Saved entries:
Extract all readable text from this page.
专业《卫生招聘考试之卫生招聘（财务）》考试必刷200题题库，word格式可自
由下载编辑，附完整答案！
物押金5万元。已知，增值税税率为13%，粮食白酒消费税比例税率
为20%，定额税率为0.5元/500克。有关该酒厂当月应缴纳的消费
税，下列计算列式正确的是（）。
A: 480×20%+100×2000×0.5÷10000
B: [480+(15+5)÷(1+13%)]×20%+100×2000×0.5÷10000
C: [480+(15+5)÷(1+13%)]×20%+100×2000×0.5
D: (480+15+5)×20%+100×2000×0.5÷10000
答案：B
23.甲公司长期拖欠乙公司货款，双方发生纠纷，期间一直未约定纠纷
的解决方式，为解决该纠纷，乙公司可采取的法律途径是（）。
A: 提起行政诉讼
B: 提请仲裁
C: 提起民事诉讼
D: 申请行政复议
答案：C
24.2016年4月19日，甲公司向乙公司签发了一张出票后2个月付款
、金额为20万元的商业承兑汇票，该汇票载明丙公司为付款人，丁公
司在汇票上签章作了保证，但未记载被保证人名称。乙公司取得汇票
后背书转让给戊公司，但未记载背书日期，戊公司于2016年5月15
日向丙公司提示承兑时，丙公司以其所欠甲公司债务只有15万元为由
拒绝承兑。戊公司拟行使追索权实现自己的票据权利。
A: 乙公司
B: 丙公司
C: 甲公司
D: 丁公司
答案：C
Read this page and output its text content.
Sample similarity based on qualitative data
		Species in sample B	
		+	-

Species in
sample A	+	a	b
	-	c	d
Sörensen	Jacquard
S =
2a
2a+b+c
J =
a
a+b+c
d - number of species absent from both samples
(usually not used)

_Stated problem_:
Starting from the line containing "Read this page and output its text content." and ending with the final line of the data, reproduce each line exactly as it appears, including no other lines.

_Exercise result_:
Read this page and output its text content.
Sample similarity based on qualitative data
		Species in sample B	
		+	-

Species in
sample A	+	a	b
	-	c	d
Sörensen	Jacquard
S =
2a
2a+b+c
J =
a
a+b+c
d - number of species absent from both samples
(usually not used)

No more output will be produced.